* _Zu bearbeitende Aufgaben_
**a)** Geben Sie aus dem Textauszug über Server-Eye den Abschnitt wörtlich wieder, der mit den Worten „Ich habe Eingangs“ beginnt und nach den Worten „Kunde informiert wird.“ endet.
**b)** Unter welcher Bedingung wird laut dem Textauszug über Server-Eye der Impact „Mailausfall“ ausgelöst?
**c)** Entscheiden Sie für jede der folgenden Aussagen, ob sie mit dem Textauszug über Server-Eye übereinstimmt, und belegen Sie Ihre Antwort mit dem maßgeblichen Wortlaut: (i) Das Fehlen einer E-Mail im MailRoundTrip genügt allein als Kriterium für einen Mailausfall. (ii) Eigene Verknüpfungen lassen sich auch kundenübergreifend erstellen. (iii) Die Alarmierung kann an eine besonders wichtige Person im Unternehmen gehen.

[Textauszug]

Unsere Sensoren umfassen eine Vielzahl von Prüfungen. Trotzdem ist es manchmal notwendig eigene Verknüpfungen zu erstellen um hier ein bestimmtes Szenario abzubilden. Das kann zum Beispiel die Kombination eines Ping Sensors mit einer Mailprüfung sein, auch kundenübergreifend. Ich zeige Ihnen wie Sie genau so etwas in Server-Eye umsetzen können.

 

Mit der Impact-Analyse kann man individuelle Szenarien abbilden um Probleme oder bestehende Alarme  zu bewerten.

Ich habe Eingangs das Ping Szenario erwähnt. Ein weiteres, sehr einfaches Beispiel, ist die Kombination unseres Exchange Gesundheit und des Mail Round Trip Sensors.

Nehmen wir an ich will den Impact „Mailausfall“ erstellen. Ich mache in diesem Fall das Fehlen einer E-Mail im MailRoundTrip nicht alleine zum Kriterium für einen Mailausfall. Erst wenn auch ein Fehler im Exchange Gesundheit Sensor besteht, wird der Impact „Mailausfall“ ausgelöst. Diese Alarmierung kann dann an eine besonders wichtige Person im Unternehmen gehen. Andere Szenarien könnten aber auch abbilden, dass ein Kunde informiert wird.

[/Textauszug]
[Bereitgestellte Einträge]

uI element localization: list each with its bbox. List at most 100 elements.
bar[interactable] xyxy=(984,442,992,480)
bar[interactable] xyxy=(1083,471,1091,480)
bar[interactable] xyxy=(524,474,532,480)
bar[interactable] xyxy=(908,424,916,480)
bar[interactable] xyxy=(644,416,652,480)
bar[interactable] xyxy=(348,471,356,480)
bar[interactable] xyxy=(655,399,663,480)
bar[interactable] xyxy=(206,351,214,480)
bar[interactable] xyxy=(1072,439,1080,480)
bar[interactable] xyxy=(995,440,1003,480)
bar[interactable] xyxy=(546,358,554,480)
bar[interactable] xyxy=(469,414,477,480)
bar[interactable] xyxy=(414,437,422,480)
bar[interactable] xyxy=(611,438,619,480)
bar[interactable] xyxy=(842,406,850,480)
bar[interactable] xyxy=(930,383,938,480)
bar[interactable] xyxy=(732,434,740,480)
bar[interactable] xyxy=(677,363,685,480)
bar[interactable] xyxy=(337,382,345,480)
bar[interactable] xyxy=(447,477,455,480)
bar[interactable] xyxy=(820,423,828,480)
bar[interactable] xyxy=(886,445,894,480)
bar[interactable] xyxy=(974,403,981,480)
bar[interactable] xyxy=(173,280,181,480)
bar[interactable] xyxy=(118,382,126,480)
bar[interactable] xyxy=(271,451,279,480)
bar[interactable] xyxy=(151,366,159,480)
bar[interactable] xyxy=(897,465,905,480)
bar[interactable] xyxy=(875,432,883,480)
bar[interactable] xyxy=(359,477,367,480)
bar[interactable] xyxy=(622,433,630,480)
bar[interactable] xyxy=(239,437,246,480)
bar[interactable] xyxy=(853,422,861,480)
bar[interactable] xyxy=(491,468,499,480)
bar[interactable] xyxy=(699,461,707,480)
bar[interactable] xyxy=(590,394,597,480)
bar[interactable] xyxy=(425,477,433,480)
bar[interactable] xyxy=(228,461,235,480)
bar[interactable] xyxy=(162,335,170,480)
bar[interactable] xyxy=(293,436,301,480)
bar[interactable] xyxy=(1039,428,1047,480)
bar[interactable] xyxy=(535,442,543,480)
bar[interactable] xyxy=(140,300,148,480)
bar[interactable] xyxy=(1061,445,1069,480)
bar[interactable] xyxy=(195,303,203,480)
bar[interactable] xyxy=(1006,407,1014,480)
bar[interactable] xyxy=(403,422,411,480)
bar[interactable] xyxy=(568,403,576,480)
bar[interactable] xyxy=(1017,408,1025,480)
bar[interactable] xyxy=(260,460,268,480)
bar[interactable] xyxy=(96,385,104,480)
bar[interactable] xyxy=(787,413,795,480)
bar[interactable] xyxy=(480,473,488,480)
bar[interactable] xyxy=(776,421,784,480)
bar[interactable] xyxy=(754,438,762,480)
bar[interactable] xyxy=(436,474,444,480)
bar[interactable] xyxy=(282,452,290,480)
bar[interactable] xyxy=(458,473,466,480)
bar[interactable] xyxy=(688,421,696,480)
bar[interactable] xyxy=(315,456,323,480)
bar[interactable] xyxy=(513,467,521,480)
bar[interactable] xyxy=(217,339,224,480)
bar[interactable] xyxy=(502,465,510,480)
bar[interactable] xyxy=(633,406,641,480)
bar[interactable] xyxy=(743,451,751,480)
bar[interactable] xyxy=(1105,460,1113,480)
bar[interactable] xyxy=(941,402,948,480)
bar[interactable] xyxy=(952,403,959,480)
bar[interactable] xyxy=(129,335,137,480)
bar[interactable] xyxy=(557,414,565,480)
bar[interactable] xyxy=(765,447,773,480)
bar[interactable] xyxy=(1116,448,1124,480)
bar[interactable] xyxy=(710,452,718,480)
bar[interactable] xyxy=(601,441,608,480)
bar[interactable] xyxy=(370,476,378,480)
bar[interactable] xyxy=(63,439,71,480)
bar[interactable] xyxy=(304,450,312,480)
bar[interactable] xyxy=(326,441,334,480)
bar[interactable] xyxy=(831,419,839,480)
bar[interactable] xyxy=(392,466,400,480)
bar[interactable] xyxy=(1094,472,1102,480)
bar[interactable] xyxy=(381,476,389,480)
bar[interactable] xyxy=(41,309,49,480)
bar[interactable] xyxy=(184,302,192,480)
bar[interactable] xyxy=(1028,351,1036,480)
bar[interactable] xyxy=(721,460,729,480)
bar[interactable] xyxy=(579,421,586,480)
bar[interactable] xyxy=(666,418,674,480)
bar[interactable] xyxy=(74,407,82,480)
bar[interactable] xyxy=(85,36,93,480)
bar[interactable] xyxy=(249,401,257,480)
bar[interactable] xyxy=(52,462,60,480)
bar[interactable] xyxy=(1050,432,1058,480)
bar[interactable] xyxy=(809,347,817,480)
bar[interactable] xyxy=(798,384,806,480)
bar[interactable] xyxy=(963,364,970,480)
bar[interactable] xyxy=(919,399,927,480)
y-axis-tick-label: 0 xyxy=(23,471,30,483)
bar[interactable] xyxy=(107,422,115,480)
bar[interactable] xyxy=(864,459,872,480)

[/Bereitgestellte Einträge]

* _Lösungen der Aufgaben_
**a)**
Ich habe Eingangs das Ping Szenario erwähnt. Ein weiteres, sehr einfaches Beispiel, ist die Kombination unseres Exchange Gesundheit und des Mail Round Trip Sensors.

Nehmen wir an ich will den Impact „Mailausfall“ erstellen. Ich mache in diesem Fall das Fehlen einer E-Mail im MailRoundTrip nicht alleine zum Kriterium für einen Mailausfall. Erst wenn auch ein Fehler im Exchange Gesundheit Sensor besteht, wird der Impact „Mailausfall“ ausgelöst. Diese Alarmierung kann dann an eine besonders wichtige Person im Unternehmen gehen. Andere Szenarien könnten aber auch abbilden, dass ein Kunde informiert wird.

**b)** Erst wenn neben dem Fehlen einer E-Mail im MailRoundTrip auch ein Fehler im Exchange Gesundheit Sensor besteht.

**c)**
(i) Nein: „Ich mache in diesem Fall das Fehlen einer E-Mail im MailRoundTrip nicht alleine zum Kriterium für einen Mailausfall.“
(ii) Ja: „Das kann zum Beispiel die Kombination eines Ping Sensors mit einer Mailprüfung sein, auch kundenübergreifend.“
(iii) Ja: „Diese Alarmierung kann dann an eine besonders wichtige Person im Unternehmen gehen.“